PASSAGE SHOWN:
########################################
Studio album by Claw Boys Claw
- Released: 1994
- Genre: Rock and roll
- Label: EMI
- Producer: Luc Suèr

Claw Boys Claw chronology
| $uga(r) (1992) | Nipple (1994) | Will-O-The-Wisp (1997) |

Singles from Nipple
- "Call Me An Angel" Released: 1994; "Walk Away" Released: 1994; "Sick in the Head" Released: 1995;

= Nipple (album) =

Nipple is the seventh studio album by Dutch rock and roll band Claw Boys Claw. Coming on the heels of the commercially successful $uga(r), Nipple continues musically where the previous album left off, in the area of "swamp rock." The album was not a great commercial success, reaching No. 71 on 10 December 1994 on the Dutch album chart; the three singles that came from the album did not chart.

The CD was reissued in 2008, with three extra tracks, all of which had previously been released on the CD single "Call Me An Angel." "Get You Off (Brrr Mix)" is a remix, and "Sound Isn't Real" and "Sugarlite Blonde" were recorded at Pinkpop 1993.
########################################
INSTRUCTION:
Repeat the whole passage about the album Nipple word for word.
########################################
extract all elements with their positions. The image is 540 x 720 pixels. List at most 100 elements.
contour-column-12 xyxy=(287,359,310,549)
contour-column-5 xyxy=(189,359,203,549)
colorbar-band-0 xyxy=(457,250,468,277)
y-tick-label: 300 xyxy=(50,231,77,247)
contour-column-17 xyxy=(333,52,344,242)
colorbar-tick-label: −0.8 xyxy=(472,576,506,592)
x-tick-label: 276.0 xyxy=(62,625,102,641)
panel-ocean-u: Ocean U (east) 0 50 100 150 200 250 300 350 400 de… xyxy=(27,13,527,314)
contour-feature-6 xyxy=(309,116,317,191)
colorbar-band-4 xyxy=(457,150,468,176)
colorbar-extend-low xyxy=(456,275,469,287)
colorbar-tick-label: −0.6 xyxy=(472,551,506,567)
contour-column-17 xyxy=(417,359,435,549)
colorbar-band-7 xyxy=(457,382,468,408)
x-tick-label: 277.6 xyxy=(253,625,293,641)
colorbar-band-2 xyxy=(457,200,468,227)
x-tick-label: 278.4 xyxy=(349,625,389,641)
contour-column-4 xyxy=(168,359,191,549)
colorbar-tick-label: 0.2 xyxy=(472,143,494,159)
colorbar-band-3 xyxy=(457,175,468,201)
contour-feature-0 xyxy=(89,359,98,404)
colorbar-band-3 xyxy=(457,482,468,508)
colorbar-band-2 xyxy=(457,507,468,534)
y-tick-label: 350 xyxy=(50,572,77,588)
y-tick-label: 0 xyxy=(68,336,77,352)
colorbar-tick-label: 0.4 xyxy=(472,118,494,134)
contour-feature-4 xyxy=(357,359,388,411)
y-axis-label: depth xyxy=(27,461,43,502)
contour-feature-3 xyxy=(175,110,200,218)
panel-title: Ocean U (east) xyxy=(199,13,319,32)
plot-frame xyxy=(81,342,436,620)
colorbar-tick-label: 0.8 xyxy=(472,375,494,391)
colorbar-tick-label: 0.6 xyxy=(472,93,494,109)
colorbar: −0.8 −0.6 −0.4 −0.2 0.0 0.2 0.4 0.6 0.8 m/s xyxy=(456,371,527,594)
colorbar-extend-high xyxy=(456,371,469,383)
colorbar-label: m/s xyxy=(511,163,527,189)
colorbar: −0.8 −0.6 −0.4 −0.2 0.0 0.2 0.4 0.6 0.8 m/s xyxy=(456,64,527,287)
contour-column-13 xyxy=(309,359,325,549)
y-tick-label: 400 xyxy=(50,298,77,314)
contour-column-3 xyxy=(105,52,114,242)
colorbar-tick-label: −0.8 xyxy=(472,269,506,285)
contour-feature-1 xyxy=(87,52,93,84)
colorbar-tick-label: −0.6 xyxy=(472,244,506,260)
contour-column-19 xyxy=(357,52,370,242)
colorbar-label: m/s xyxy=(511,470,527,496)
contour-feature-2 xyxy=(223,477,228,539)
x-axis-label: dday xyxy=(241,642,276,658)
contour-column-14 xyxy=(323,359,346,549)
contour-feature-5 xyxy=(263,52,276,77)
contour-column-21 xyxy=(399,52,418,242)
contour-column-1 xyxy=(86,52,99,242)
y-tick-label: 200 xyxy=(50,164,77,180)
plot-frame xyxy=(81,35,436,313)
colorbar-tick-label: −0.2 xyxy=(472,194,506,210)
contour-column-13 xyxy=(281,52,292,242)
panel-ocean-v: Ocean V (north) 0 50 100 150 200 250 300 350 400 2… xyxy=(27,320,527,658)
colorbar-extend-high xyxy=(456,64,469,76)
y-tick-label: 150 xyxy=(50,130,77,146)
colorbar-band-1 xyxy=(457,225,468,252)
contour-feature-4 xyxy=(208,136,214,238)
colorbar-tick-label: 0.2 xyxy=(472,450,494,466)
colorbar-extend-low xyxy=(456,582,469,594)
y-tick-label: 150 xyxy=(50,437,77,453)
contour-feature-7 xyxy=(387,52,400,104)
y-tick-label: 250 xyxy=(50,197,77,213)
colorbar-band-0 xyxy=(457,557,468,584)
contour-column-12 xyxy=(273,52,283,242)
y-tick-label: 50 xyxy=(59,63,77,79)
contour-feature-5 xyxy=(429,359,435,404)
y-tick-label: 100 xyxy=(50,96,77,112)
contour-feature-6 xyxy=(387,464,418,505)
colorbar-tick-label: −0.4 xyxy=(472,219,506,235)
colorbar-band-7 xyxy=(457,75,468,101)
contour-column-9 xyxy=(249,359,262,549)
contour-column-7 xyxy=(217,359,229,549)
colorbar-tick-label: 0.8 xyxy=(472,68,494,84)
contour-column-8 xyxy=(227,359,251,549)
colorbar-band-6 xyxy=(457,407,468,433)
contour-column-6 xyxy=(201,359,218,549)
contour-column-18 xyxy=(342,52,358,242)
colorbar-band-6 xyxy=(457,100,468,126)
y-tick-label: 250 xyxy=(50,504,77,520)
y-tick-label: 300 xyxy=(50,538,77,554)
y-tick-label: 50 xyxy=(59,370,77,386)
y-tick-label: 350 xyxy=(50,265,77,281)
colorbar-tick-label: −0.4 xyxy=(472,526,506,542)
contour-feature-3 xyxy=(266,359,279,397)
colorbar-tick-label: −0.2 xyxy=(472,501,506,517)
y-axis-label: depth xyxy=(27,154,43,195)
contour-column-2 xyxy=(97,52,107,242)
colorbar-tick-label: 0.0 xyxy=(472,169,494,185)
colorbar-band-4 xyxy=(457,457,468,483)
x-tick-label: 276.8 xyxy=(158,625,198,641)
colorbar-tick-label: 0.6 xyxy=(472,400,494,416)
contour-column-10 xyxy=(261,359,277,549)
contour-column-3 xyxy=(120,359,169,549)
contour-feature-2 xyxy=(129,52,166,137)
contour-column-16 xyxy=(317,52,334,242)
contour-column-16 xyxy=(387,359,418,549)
########################################
RESULT BELOW:
Studio album by Claw Boys Claw
- Released: 1994
- Genre: Rock and roll
- Label: EMI
- Producer: Luc Suèr

Claw Boys Claw chronology
| $uga(r) (1992) | Nipple (1994) | Will-O-The-Wisp (1997) |

Singles from Nipple
- "Call Me An Angel" Released: 1994; "Walk Away" Released: 1994; "Sick in the Head" Released: 1995;

= Nipple (album) =

Nipple is the seventh studio album by Dutch rock and roll band Claw Boys Claw. Coming on the heels of the commercially successful $uga(r), Nipple continues musically where the previous album left off, in the area of "swamp rock." The album was not a great commercial success, reaching No. 71 on 10 December 1994 on the Dutch album chart; the three singles that came from the album did not chart.

The CD was reissued in 2008, with three extra tracks, all of which had previously been released on the CD single "Call Me An Angel." "Get You Off (Brrr Mix)" is a remix, and "Sound Isn't Real" and "Sugarlite Blonde" were recorded at Pinkpop 1993.